Prompt a ->
Render the records as a Markdown table with the columns "Row" and "Line", one row per line and with blank lines left out, covering only the stretch from the start of the records through the line that contains "residue: T: [597, 26, 602, 35]".

Excerpt to read ->
□ □ □ □

I recommend tossing the FEAR comparison partially out the window, while this game clearly took inspiration from FEAR, Trepang2 is an entirely different animal. There are still some great horror set-pieces that manage to nail FEAR's ability to make you think "There's something a lot scarier than me in here." But these moments feel more like homage than adaptation. Likewise as long as we're comparing it to FEAR I'll risk it and say the narrative of Trepang2 takes a backseat against its spiritual predecessor. The story is by no means bad, in fact I was engaged with it throughout my time playing, it's just a lot less character driven and at times will feel more like set dressing than a plot. Towards the climax things will tie together and I think most people will be satisfied with what they got, especially if they're taking the time to explore and read the extra fluff found scattered around the levels.

The real content of Trepang2 is its gameplay, and it manages to feel fairly unique despite its inspirations. There's obviously FEAR's bullet time and melee, but there's also Crysis's cloak, weapon customization, and the ability to grab and throw enemies. How it all blends together makes a very high octane concoction whereby the player can really go anywhere they need to be and basically turn any man or set of men into meat crayons. You can slide into a corridor of tightly packed enemies ragdolling them, grab one out of the air, and toss him into his friends with his grenade primed. You can kick off of an enemies head or a nearby wall for a bit of extra air time. You can even use the dropkick feature to reach heights your normal jump alone wouldn't scale, so there's some advanced movement mechanics hidden under the surface if that's your taste.

□ □ □ □

Prompt b ->
In the Trepang2 review, rewrite the stretch from "The real content" through "that's your taste.", changing "grenade" to "flashbang".

Given information ->
□ □ □ □

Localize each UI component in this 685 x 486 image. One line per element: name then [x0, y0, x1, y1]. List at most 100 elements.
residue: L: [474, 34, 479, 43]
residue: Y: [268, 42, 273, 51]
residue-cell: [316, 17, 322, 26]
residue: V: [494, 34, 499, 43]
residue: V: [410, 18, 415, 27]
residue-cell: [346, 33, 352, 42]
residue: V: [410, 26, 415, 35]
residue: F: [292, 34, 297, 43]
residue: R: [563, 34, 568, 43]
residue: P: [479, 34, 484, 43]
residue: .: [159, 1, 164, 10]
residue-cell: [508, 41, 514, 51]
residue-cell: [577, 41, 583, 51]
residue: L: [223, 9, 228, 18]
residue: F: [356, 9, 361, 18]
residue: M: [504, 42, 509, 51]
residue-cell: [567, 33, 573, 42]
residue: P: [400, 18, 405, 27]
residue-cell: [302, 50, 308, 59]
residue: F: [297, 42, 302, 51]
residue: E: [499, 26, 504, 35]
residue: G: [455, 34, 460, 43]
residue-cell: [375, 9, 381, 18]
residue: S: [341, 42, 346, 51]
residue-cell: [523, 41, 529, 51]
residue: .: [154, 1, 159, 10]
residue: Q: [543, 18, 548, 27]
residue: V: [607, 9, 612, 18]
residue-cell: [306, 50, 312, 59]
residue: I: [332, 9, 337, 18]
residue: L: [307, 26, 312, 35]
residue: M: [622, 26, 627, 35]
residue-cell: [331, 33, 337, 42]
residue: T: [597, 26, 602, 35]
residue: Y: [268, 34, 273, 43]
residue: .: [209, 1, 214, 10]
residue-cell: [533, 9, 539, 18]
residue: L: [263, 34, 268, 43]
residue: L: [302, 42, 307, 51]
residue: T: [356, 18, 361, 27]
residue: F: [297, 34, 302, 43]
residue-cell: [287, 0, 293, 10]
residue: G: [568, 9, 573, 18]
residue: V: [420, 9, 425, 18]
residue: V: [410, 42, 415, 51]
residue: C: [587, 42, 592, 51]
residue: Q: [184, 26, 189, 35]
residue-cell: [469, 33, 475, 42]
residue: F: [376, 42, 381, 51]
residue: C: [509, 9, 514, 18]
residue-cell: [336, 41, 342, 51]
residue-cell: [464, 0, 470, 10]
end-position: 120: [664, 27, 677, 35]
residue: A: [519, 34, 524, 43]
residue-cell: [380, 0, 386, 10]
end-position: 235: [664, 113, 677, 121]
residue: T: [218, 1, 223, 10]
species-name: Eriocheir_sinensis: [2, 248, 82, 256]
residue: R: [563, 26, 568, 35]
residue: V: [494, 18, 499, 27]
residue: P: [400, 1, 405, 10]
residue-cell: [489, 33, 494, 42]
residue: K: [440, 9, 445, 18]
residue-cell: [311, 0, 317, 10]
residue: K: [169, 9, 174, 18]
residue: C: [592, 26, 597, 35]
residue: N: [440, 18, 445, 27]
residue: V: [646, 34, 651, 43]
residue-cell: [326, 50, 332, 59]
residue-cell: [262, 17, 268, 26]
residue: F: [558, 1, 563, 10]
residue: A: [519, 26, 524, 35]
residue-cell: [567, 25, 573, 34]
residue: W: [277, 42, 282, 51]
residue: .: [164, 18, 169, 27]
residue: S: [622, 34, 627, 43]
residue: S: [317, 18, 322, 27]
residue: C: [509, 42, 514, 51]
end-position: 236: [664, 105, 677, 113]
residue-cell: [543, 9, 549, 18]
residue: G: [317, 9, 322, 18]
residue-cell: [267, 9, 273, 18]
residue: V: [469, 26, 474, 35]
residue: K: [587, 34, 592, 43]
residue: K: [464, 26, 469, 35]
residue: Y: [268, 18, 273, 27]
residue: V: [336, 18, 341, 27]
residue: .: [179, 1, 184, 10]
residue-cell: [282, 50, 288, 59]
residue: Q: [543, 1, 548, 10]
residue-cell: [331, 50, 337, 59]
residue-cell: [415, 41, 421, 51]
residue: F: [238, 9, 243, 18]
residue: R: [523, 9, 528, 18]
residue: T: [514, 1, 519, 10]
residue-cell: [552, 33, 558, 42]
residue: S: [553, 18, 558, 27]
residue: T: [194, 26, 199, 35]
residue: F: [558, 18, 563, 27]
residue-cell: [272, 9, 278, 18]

□ □ □ □

Final result a ->
| Row | Line |
|---|---|
| 1 | Localize each UI component in this 685 x 486 image. One line per element: name then [x0, y0, x1, y1]. List at most 100 elements. |
| 2 | residue: L: [474, 34, 479, 43] |
| 3 | residue: Y: [268, 42, 273, 51] |
| 4 | residue-cell: [316, 17, 322, 26] |
| 5 | residue: V: [494, 34, 499, 43] |
| 6 | residue: V: [410, 18, 415, 27] |
| 7 | residue-cell: [346, 33, 352, 42] |
| 8 | residue: V: [410, 26, 415, 35] |
| 9 | residue: F: [292, 34, 297, 43] |
| 10 | residue: R: [563, 34, 568, 43] |
| 11 | residue: P: [479, 34, 484, 43] |
| 12 | residue: .: [159, 1, 164, 10] |
| 13 | residue-cell: [508, 41, 514, 51] |
| 14 | residue-cell: [577, 41, 583, 51] |
| 15 | residue: L: [223, 9, 228, 18] |
| 16 | residue: F: [356, 9, 361, 18] |
| 17 | residue: M: [504, 42, 509, 51] |
| 18 | residue-cell: [567, 33, 573, 42] |
| 19 | residue: P: [400, 18, 405, 27] |
| 20 | residue-cell: [302, 50, 308, 59] |
| 21 | residue: F: [297, 42, 302, 51] |
| 22 | residue: E: [499, 26, 504, 35] |
| 23 | residue: G: [455, 34, 460, 43] |
| 24 | residue-cell: [375, 9, 381, 18] |
| 25 | residue: S: [341, 42, 346, 51] |
| 26 | residue-cell: [523, 41, 529, 51] |
| 27 | residue: .: [154, 1, 159, 10] |
| 28 | residue: Q: [543, 18, 548, 27] |
| 29 | residue: V: [607, 9, 612, 18] |
| 30 | residue-cell: [306, 50, 312, 59] |
| 31 | residue: I: [332, 9, 337, 18] |
| 32 | residue: L: [307, 26, 312, 35] |
| 33 | residue: M: [622, 26, 627, 35] |
| 34 | residue-cell: [331, 33, 337, 42] |
| 35 | residue: T: [597, 26, 602, 35] |

Final result b ->
The real content of Trepang2 is its gameplay, and it manages to feel fairly unique despite its inspirations. There's obviously FEAR's bullet time and melee, but there's also Crysis's cloak, weapon customization, and the ability to grab and throw enemies. How it all blends together makes a very high octane concoction whereby the player can really go anywhere they need to be and basically turn any man or set of men into meat crayons. You can slide into a corridor of tightly packed enemies ragdolling them, grab one out of the air, and toss him into his friends with his flashbang primed. You can kick off of an enemies head or a nearby wall for a bit of extra air time. You can even use the dropkick feature to reach heights your normal jump alone wouldn't scale, so there's some advanced movement mechanics hidden under the surface if that's your taste.